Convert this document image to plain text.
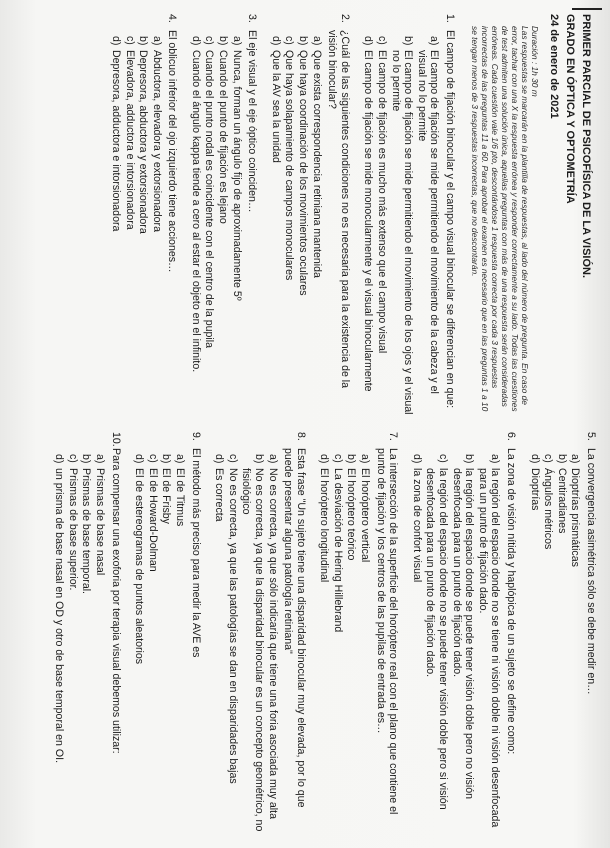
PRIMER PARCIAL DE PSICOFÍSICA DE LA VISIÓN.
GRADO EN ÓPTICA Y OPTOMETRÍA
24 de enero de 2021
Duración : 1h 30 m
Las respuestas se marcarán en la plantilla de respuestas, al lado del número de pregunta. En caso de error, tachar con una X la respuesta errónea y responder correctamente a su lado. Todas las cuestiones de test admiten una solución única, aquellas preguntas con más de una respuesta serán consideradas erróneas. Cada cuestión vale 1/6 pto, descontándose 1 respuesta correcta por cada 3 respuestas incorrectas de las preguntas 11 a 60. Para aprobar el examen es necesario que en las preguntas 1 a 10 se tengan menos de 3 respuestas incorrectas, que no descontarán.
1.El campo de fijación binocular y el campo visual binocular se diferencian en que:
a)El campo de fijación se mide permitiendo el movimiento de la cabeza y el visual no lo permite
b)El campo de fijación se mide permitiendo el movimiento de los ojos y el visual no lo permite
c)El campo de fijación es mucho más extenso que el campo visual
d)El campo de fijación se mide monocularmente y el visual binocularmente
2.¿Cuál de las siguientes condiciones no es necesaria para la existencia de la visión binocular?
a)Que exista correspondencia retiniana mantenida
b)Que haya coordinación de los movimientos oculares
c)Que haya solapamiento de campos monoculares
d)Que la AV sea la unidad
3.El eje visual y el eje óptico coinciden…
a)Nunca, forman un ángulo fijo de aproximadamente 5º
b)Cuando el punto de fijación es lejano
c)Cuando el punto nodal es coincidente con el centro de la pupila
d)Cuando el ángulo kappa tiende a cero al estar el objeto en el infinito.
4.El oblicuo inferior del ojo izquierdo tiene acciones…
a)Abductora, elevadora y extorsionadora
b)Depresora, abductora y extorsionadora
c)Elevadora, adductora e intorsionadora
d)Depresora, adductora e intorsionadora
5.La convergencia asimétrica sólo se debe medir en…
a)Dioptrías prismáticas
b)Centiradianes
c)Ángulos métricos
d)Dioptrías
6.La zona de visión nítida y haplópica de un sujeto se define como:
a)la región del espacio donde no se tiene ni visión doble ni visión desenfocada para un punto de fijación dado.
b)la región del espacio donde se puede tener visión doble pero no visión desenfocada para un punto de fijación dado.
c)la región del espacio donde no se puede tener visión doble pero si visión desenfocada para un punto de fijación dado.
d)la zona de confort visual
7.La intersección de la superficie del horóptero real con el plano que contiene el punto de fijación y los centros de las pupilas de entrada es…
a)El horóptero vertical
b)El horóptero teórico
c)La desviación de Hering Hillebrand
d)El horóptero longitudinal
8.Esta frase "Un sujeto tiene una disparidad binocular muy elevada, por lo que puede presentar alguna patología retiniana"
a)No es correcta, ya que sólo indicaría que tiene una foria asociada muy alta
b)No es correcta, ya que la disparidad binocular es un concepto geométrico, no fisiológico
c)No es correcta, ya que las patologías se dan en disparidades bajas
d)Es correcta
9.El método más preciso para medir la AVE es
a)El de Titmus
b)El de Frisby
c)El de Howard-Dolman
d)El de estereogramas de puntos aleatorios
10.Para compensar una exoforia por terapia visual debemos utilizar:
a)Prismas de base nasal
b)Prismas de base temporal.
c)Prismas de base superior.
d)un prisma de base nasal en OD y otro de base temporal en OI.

* * *

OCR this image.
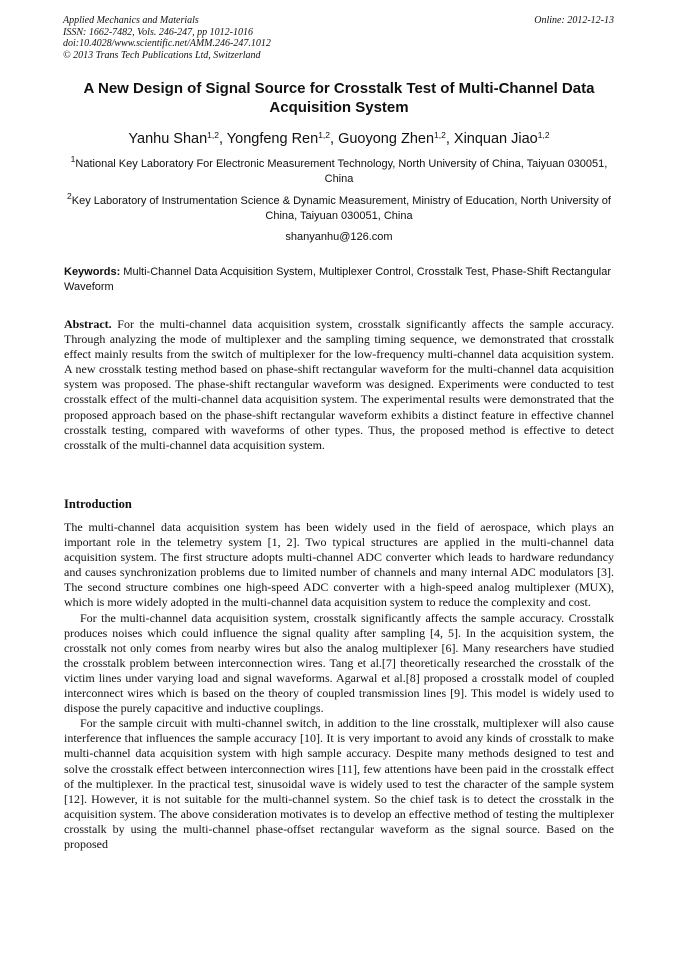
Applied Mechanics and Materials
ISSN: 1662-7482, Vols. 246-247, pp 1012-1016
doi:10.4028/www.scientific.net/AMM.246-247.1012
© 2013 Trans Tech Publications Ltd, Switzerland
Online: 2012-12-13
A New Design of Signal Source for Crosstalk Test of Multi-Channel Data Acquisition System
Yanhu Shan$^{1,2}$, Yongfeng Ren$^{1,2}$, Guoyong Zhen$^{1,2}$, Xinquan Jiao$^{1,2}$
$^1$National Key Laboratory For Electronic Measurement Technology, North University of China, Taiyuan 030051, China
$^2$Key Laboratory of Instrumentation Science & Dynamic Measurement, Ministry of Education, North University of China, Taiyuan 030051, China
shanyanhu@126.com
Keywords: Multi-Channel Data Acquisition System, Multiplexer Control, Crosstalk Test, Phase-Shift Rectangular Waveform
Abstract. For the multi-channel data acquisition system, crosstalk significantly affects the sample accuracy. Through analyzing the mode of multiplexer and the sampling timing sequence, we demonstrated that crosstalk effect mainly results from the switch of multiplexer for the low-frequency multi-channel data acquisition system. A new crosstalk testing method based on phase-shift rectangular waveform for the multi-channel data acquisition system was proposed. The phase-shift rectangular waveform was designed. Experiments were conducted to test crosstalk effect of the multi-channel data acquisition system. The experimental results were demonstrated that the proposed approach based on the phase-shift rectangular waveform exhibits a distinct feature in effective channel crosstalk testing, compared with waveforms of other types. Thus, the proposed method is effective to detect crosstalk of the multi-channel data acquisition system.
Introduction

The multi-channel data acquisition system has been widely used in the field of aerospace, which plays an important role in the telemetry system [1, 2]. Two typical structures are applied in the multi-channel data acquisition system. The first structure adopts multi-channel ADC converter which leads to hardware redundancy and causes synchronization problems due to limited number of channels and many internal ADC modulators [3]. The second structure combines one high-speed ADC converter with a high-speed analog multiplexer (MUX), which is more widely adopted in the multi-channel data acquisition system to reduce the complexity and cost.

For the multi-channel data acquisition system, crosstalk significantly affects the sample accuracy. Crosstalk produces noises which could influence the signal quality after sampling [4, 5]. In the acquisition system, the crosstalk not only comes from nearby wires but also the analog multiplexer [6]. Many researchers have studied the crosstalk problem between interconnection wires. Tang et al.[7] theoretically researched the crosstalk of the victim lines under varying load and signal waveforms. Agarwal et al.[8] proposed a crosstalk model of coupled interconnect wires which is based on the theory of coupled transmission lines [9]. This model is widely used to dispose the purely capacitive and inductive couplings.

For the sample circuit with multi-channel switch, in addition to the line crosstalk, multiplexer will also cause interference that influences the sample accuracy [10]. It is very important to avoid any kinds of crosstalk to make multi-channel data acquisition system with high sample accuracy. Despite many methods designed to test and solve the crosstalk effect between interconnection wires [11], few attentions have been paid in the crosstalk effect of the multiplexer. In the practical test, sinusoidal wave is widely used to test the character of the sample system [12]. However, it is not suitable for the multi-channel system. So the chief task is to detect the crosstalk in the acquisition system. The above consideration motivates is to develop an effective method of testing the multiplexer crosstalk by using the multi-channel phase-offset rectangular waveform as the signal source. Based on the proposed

---

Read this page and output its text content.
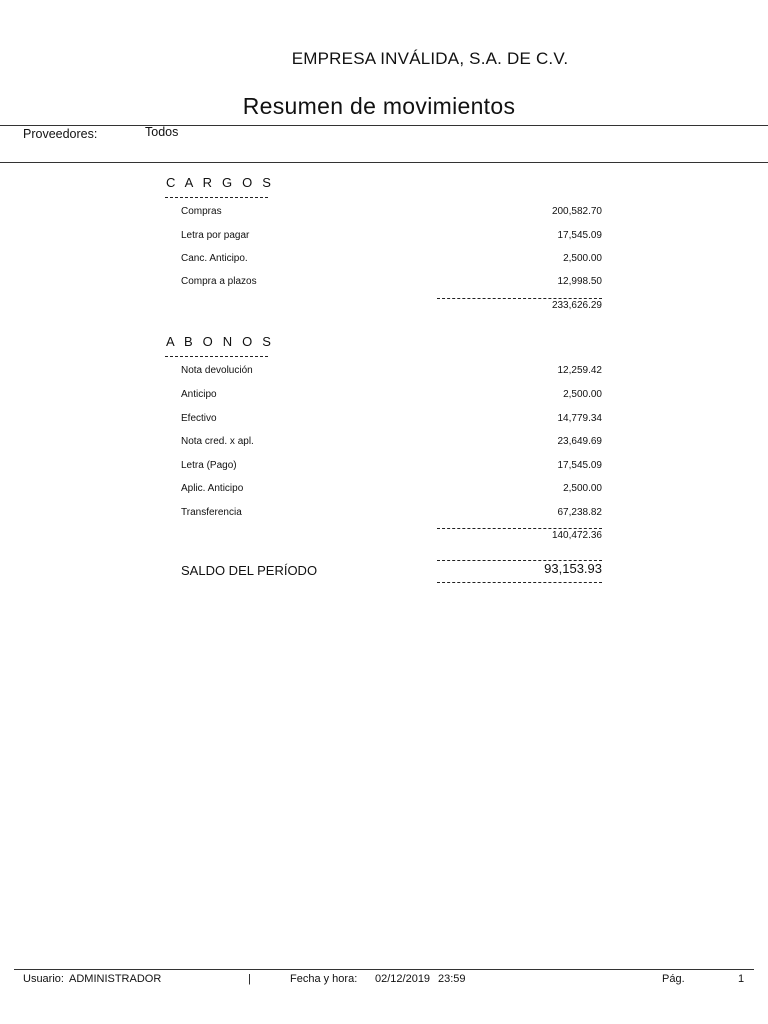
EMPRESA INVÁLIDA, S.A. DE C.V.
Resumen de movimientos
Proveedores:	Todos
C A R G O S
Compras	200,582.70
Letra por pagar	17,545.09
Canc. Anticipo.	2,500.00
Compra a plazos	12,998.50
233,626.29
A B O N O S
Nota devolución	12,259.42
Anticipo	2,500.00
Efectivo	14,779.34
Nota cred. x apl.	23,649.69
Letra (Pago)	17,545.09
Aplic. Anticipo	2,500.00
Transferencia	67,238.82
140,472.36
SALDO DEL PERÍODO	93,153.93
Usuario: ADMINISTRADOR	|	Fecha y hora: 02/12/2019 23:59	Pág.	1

**Challenge**.
Work out how many lines above contain the word "temporal". Give only the number.

**Response to this task**.
2